### Assignment A
According to the passage on the Minolta XG-M, which model did the XG-M replace as the top model in Minolta's XG series?
### Assignment B
Reproduce word for word the portion of the passage on the Minolta XG-M starting with "Body changes from" and going on through "a 2fps winder.".

The Minolta XG-M was a 35mm single-lens reflex camera introduced in 1981 by Minolta of Japan. It was also known as the X-70 on the Japanese market, in which it was not available until 1982. When released, it was the top model in Minolta's XG series of consumer-grade manual focus SLRs, replacing the XG-9. Changes from that model included a metered manual mode (the XG-9's meter was switched off in manual), and a revised body style with rearranged controls. This was also the first camera to use Minolta's new logo, which was used until the 2003 merger into Konica Minolta.

The body style became Minolta's standard manual-focus SLR body, so the XG-M strongly resembles subsequent Minolta cameras.

Body changes from the XG-9 included a new right hand handgrip and stronger internal build allowing the use of a 3.5fps motor drive while the XG bodies were only able to use a 2fps winder.

The XG-9's integrated switch for on/off/self-timer/battery check was removed and its functions spread around the camera. The self timer was relocated to a switch on the front of the camera, on the left-hand side of the mirror housing. A new main on-off switch was placed beneath the shutter speed dial. The lock button for the shutter speed dial also functioned as a battery check; the front LED, also used for the self-timer, lit when that button was pressed and the batteries held adequate charge. Film speed and exposure compensation settings were moved to beneath the rewind knob.

The XG-M supported both aperture priority autoexposure and full manual mode. For aperture priority shooting, the shutter speed dial was set to the A (auto) position. The photographer would set the aperture on the lens, which would be visible in the viewfinder by means of a small periscope beneath the image. The camera would decide on the correct shutter speed according to the reading of its center-weighted average metering. This would be displayed in the viewfinder: a column on the right of the image showed all the shutter speeds, and an LED would light next to the chosen speed. The automatically selected exposure could be adjusted by means of the exposure compensation dial on the left; compensation of plus or minus 2 stops could be selected in half-stop increments.

### Material provided

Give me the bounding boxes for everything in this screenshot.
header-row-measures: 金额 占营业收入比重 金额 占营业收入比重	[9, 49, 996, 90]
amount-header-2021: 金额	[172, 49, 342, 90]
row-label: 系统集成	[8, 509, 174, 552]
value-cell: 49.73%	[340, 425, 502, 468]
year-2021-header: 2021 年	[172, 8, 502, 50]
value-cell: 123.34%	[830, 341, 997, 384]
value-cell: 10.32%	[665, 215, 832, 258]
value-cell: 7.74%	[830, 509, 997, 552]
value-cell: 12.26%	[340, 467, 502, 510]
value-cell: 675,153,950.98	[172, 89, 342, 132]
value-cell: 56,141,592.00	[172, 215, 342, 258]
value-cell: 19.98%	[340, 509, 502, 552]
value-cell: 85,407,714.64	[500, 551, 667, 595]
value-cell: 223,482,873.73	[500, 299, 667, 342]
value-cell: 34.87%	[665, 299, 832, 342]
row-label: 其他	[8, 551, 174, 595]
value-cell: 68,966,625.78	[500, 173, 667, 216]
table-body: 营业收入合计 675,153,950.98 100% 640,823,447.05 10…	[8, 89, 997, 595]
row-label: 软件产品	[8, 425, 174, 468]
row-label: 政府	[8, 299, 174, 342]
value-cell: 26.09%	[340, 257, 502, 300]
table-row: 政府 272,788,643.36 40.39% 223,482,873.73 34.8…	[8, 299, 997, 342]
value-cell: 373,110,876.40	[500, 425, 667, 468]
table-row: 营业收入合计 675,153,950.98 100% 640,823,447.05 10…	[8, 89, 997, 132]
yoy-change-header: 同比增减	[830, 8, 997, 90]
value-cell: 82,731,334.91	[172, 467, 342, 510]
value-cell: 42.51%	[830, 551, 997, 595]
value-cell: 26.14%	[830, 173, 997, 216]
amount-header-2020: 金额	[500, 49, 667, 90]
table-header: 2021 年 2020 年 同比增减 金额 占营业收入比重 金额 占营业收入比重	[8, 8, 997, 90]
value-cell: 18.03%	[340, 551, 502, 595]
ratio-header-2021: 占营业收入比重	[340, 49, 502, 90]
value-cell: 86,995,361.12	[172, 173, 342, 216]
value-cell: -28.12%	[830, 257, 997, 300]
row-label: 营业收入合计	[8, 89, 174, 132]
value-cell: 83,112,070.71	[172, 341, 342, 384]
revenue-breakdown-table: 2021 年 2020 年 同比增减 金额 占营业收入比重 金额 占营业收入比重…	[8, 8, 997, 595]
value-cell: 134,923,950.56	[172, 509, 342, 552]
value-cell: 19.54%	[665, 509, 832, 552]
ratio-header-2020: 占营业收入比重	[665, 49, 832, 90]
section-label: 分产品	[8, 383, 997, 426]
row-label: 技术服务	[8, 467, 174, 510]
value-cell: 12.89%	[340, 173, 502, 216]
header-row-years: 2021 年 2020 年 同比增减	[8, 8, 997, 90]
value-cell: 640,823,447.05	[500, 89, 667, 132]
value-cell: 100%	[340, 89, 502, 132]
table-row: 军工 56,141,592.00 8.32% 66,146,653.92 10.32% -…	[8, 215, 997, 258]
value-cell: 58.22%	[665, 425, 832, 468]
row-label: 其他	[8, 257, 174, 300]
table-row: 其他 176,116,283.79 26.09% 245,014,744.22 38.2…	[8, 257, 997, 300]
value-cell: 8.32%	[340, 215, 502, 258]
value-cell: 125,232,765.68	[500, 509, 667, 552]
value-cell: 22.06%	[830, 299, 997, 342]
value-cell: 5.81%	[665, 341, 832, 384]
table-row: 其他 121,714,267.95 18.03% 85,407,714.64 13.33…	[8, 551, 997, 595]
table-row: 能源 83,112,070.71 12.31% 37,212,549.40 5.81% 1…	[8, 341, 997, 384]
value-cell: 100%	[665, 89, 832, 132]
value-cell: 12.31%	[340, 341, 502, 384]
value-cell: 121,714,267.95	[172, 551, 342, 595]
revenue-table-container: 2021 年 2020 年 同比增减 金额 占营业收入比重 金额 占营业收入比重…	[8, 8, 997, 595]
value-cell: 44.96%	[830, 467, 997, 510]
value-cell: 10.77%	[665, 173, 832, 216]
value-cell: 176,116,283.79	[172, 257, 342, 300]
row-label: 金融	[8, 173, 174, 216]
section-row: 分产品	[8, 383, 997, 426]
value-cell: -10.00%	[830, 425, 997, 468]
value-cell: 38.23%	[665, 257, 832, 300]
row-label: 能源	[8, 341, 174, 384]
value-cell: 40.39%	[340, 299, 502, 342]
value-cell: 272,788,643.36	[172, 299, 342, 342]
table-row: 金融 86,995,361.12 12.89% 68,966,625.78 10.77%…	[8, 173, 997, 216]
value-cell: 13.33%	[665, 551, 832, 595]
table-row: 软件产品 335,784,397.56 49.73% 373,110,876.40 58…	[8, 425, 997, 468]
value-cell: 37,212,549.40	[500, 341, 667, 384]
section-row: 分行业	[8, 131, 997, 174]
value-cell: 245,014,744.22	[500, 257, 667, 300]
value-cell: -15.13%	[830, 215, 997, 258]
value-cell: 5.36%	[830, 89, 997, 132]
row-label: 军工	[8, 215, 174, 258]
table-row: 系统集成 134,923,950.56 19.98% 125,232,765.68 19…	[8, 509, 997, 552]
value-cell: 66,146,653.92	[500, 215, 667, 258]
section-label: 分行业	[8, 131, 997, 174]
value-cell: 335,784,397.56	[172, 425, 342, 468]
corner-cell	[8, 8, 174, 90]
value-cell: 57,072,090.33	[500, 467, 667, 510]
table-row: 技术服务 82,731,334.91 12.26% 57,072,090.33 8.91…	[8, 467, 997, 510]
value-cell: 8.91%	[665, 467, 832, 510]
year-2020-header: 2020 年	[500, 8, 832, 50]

### Response box A
The XG-9.

### Response box B
Body changes from the XG-9 included a new right hand handgrip and stronger internal build allowing the use of a 3.5fps motor drive while the XG bodies were only able to use a 2fps winder.